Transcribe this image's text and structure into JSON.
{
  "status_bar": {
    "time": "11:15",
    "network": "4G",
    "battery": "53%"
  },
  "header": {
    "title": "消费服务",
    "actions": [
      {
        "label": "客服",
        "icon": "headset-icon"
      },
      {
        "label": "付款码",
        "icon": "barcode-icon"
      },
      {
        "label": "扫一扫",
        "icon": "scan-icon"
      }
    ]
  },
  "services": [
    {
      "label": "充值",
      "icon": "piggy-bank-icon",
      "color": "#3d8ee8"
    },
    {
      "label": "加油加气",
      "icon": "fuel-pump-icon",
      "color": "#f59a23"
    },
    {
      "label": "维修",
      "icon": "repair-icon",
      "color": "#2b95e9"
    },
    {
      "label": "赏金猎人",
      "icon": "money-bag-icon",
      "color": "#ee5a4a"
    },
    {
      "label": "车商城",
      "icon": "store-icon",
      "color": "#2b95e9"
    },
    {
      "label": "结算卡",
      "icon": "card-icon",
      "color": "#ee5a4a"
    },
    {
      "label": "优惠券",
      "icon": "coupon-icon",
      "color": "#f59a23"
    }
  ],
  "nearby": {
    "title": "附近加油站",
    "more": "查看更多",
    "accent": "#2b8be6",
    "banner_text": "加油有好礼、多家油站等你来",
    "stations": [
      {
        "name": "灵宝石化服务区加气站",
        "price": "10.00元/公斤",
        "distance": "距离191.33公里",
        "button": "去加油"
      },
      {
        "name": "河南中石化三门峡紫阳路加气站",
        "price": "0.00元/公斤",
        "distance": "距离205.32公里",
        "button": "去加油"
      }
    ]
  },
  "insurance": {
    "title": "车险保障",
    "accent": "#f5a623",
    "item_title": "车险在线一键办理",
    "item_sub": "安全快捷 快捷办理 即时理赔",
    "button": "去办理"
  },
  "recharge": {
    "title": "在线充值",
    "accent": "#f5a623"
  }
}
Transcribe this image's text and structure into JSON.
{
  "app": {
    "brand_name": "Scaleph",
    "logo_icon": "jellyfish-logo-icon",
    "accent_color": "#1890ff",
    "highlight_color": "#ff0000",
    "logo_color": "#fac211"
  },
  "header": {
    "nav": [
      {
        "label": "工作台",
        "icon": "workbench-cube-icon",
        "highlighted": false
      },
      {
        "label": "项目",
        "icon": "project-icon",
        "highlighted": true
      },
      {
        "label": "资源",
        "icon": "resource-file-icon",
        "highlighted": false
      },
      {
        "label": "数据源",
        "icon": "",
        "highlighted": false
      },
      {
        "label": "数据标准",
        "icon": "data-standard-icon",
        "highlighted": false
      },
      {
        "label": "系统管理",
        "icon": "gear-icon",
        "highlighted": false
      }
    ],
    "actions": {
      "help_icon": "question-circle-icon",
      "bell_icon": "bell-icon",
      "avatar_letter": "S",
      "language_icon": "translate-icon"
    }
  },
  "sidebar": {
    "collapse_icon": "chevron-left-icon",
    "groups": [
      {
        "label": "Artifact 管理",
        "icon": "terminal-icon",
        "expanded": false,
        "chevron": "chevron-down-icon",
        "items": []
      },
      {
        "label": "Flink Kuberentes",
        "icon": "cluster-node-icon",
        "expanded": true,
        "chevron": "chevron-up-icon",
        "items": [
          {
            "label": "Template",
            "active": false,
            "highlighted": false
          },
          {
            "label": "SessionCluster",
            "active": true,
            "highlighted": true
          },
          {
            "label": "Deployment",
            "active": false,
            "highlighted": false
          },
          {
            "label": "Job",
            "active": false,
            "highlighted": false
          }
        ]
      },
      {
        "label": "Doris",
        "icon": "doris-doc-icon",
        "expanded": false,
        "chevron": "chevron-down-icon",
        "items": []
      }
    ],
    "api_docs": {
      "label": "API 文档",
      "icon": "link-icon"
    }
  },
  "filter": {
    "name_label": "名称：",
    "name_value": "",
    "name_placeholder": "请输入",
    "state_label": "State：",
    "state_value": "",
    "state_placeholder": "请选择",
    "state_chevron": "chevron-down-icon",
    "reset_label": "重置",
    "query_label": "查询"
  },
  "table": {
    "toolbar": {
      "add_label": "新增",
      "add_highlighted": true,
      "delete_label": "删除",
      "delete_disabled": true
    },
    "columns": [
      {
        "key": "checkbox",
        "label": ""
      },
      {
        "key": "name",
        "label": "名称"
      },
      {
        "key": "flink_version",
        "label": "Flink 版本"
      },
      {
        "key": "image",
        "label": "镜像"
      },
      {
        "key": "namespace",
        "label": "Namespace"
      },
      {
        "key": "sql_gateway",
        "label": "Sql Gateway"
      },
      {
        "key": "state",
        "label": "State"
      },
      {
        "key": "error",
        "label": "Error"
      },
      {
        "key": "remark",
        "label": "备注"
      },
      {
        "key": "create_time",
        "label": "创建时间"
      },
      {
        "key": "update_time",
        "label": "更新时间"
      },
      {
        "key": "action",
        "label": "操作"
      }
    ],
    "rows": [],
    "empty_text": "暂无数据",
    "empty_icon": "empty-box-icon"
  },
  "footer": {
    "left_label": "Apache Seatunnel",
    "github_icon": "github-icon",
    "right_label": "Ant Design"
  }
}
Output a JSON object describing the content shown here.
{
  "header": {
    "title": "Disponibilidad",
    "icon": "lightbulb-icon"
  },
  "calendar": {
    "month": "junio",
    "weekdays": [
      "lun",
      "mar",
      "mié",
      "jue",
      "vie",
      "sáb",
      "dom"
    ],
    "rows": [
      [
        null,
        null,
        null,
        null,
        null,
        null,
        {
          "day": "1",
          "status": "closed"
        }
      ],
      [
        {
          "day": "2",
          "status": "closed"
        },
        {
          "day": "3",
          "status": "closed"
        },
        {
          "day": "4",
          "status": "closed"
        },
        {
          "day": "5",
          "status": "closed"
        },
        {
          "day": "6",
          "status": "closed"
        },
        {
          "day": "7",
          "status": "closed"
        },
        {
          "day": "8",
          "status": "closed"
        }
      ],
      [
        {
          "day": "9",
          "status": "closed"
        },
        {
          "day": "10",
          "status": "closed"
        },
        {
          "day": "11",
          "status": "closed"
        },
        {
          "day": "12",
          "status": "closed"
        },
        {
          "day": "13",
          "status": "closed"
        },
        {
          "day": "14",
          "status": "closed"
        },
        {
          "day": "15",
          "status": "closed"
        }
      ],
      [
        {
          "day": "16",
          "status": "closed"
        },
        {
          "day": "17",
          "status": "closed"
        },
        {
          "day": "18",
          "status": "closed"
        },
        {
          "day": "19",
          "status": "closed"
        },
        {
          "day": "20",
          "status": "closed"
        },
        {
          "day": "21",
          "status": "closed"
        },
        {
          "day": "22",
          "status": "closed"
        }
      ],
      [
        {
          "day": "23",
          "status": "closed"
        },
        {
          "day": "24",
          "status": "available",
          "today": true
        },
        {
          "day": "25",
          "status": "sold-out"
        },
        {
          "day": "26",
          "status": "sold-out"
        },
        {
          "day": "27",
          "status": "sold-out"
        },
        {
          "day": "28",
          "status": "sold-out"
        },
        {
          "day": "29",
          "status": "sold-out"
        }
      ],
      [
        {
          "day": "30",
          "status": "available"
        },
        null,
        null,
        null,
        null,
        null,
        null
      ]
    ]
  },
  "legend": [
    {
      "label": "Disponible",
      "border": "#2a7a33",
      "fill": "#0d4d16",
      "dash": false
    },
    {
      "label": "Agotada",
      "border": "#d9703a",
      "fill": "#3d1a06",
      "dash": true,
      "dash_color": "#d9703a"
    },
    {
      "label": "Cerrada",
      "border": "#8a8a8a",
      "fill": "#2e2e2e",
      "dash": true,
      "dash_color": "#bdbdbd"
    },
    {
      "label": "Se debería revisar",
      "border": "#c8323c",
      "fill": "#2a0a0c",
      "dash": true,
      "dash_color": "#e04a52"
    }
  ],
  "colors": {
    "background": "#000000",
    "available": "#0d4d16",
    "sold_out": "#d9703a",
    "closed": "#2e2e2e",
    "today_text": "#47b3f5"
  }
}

**WHAT THE TASK REQUIRES**
Scan the material above for the word "border". Copy each line where it occurs.

**EXERCISE OUTPUT**
      "border": "#2a7a33",
      "border": "#d9703a",
      "border": "#8a8a8a",
      "border": "#c8323c",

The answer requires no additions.